What to work on:
Provide the data again in its entirety, exactly as given.

Listing:
---+---

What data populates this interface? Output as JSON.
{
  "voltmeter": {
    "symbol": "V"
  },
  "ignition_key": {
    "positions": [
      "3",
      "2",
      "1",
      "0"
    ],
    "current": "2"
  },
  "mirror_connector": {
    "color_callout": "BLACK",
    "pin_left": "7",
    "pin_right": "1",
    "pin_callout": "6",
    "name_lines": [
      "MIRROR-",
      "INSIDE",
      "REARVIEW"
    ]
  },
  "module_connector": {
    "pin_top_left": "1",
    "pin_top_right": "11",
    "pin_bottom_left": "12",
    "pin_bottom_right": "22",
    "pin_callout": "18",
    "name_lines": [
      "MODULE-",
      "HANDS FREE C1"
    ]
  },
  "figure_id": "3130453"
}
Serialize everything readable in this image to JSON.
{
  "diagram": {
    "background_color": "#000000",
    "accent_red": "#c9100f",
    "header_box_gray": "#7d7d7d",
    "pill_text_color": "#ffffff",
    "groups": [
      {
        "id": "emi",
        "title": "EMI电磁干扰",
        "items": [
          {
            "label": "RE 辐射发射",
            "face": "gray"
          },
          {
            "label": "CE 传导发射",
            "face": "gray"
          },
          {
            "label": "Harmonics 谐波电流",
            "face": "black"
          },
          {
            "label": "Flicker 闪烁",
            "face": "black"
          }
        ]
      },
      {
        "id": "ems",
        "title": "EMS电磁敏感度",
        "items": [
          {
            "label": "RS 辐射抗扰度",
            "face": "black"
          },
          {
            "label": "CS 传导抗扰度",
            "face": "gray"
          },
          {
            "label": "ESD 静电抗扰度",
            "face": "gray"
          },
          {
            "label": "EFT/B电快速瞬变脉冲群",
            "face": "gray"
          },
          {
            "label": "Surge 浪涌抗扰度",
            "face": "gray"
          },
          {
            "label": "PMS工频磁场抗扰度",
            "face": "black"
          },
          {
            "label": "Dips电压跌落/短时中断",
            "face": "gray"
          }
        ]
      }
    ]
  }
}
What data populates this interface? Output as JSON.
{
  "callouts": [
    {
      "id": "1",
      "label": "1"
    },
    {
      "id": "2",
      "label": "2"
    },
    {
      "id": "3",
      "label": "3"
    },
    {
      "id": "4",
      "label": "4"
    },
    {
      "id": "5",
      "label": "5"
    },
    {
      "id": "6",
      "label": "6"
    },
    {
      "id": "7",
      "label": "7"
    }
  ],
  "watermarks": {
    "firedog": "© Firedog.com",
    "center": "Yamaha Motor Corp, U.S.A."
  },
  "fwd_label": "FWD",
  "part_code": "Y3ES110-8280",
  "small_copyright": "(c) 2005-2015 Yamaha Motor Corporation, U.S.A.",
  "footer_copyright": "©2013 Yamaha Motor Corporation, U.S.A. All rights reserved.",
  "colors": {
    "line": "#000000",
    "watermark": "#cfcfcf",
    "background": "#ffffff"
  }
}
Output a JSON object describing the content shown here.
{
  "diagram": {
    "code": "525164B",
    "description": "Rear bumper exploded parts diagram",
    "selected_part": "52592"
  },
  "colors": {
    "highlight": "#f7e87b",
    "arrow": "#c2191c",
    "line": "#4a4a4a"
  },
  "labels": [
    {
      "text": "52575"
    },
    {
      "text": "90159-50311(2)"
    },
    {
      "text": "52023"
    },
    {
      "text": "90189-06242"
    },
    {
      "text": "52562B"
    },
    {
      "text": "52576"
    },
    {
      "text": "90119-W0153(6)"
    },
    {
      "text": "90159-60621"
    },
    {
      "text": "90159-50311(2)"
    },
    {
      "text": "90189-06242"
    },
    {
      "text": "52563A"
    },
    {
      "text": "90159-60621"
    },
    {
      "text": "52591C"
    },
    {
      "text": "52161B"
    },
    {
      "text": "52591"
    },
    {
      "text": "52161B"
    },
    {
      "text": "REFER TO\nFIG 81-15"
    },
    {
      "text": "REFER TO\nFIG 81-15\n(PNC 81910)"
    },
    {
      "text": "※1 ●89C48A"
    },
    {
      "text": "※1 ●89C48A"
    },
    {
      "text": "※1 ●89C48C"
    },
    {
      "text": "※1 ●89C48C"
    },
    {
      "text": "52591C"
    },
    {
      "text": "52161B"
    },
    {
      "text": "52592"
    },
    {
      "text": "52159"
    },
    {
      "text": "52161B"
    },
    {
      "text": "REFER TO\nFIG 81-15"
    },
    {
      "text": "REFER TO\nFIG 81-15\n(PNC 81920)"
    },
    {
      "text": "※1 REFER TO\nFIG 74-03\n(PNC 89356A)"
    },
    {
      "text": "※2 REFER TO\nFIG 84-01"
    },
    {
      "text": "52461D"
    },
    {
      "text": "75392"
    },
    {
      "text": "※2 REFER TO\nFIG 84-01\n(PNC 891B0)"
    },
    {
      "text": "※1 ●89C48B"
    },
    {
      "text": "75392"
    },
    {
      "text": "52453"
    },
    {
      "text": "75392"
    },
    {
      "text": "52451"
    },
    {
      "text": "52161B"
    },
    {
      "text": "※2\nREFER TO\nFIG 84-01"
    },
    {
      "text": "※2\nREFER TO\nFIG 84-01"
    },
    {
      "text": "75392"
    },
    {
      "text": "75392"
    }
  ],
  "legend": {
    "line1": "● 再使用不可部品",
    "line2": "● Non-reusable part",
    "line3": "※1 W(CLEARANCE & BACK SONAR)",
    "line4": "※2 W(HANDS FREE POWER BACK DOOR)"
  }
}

---+---

Problem solution:
What data populates this interface? Output as JSON.
{
  "voltmeter": {
    "symbol": "V"
  },
  "ignition_key": {
    "positions": [
      "3",
      "2",
      "1",
      "0"
    ],
    "current": "2"
  },
  "mirror_connector": {
    "color_callout": "BLACK",
    "pin_left": "7",
    "pin_right": "1",
    "pin_callout": "6",
    "name_lines": [
      "MIRROR-",
      "INSIDE",
      "REARVIEW"
    ]
  },
  "module_connector": {
    "pin_top_left": "1",
    "pin_top_right": "11",
    "pin_bottom_left": "12",
    "pin_bottom_right": "22",
    "pin_callout": "18",
    "name_lines": [
      "MODULE-",
      "HANDS FREE C1"
    ]
  },
  "figure_id": "3130453"
}
Serialize everything readable in this image to JSON.
{
  "diagram": {
    "background_color": "#000000",
    "accent_red": "#c9100f",
    "header_box_gray": "#7d7d7d",
    "pill_text_color": "#ffffff",
    "groups": [
      {
        "id": "emi",
        "title": "EMI电磁干扰",
        "items": [
          {
            "label": "RE 辐射发射",
            "face": "gray"
          },
          {
            "label": "CE 传导发射",
            "face": "gray"
          },
          {
            "label": "Harmonics 谐波电流",
            "face": "black"
          },
          {
            "label": "Flicker 闪烁",
            "face": "black"
          }
        ]
      },
      {
        "id": "ems",
        "title": "EMS电磁敏感度",
        "items": [
          {
            "label": "RS 辐射抗扰度",
            "face": "black"
          },
          {
            "label": "CS 传导抗扰度",
            "face": "gray"
          },
          {
            "label": "ESD 静电抗扰度",
            "face": "gray"
          },
          {
            "label": "EFT/B电快速瞬变脉冲群",
            "face": "gray"
          },
          {
            "label": "Surge 浪涌抗扰度",
            "face": "gray"
          },
          {
            "label": "PMS工频磁场抗扰度",
            "face": "black"
          },
          {
            "label": "Dips电压跌落/短时中断",
            "face": "gray"
          }
        ]
      }
    ]
  }
}
What data populates this interface? Output as JSON.
{
  "callouts": [
    {
      "id": "1",
      "label": "1"
    },
    {
      "id": "2",
      "label": "2"
    },
    {
      "id": "3",
      "label": "3"
    },
    {
      "id": "4",
      "label": "4"
    },
    {
      "id": "5",
      "label": "5"
    },
    {
      "id": "6",
      "label": "6"
    },
    {
      "id": "7",
      "label": "7"
    }
  ],
  "watermarks": {
    "firedog": "© Firedog.com",
    "center": "Yamaha Motor Corp, U.S.A."
  },
  "fwd_label": "FWD",
  "part_code": "Y3ES110-8280",
  "small_copyright": "(c) 2005-2015 Yamaha Motor Corporation, U.S.A.",
  "footer_copyright": "©2013 Yamaha Motor Corporation, U.S.A. All rights reserved.",
  "colors": {
    "line": "#000000",
    "watermark": "#cfcfcf",
    "background": "#ffffff"
  }
}
Output a JSON object describing the content shown here.
{
  "diagram": {
    "code": "525164B",
    "description": "Rear bumper exploded parts diagram",
    "selected_part": "52592"
  },
  "colors": {
    "highlight": "#f7e87b",
    "arrow": "#c2191c",
    "line": "#4a4a4a"
  },
  "labels": [
    {
      "text": "52575"
    },
    {
      "text": "90159-50311(2)"
    },
    {
      "text": "52023"
    },
    {
      "text": "90189-06242"
    },
    {
      "text": "52562B"
    },
    {
      "text": "52576"
    },
    {
      "text": "90119-W0153(6)"
    },
    {
      "text": "90159-60621"
    },
    {
      "text": "90159-50311(2)"
    },
    {
      "text": "90189-06242"
    },
    {
      "text": "52563A"
    },
    {
      "text": "90159-60621"
    },
    {
      "text": "52591C"
    },
    {
      "text": "52161B"
    },
    {
      "text": "52591"
    },
    {
      "text": "52161B"
    },
    {
      "text": "REFER TO\nFIG 81-15"
    },
    {
      "text": "REFER TO\nFIG 81-15\n(PNC 81910)"
    },
    {
      "text": "※1 ●89C48A"
    },
    {
      "text": "※1 ●89C48A"
    },
    {
      "text": "※1 ●89C48C"
    },
    {
      "text": "※1 ●89C48C"
    },
    {
      "text": "52591C"
    },
    {
      "text": "52161B"
    },
    {
      "text": "52592"
    },
    {
      "text": "52159"
    },
    {
      "text": "52161B"
    },
    {
      "text": "REFER TO\nFIG 81-15"
    },
    {
      "text": "REFER TO\nFIG 81-15\n(PNC 81920)"
    },
    {
      "text": "※1 REFER TO\nFIG 74-03\n(PNC 89356A)"
    },
    {
      "text": "※2 REFER TO\nFIG 84-01"
    },
    {
      "text": "52461D"
    },
    {
      "text": "75392"
    },
    {
      "text": "※2 REFER TO\nFIG 84-01\n(PNC 891B0)"
    },
    {
      "text": "※1 ●89C48B"
    },
    {
      "text": "75392"
    },
    {
      "text": "52453"
    },
    {
      "text": "75392"
    },
    {
      "text": "52451"
    },
    {
      "text": "52161B"
    },
    {
      "text": "※2\nREFER TO\nFIG 84-01"
    },
    {
      "text": "※2\nREFER TO\nFIG 84-01"
    },
    {
      "text": "75392"
    },
    {
      "text": "75392"
    }
  ],
  "legend": {
    "line1": "● 再使用不可部品",
    "line2": "● Non-reusable part",
    "line3": "※1 W(CLEARANCE & BACK SONAR)",
    "line4": "※2 W(HANDS FREE POWER BACK DOOR)"
  }
}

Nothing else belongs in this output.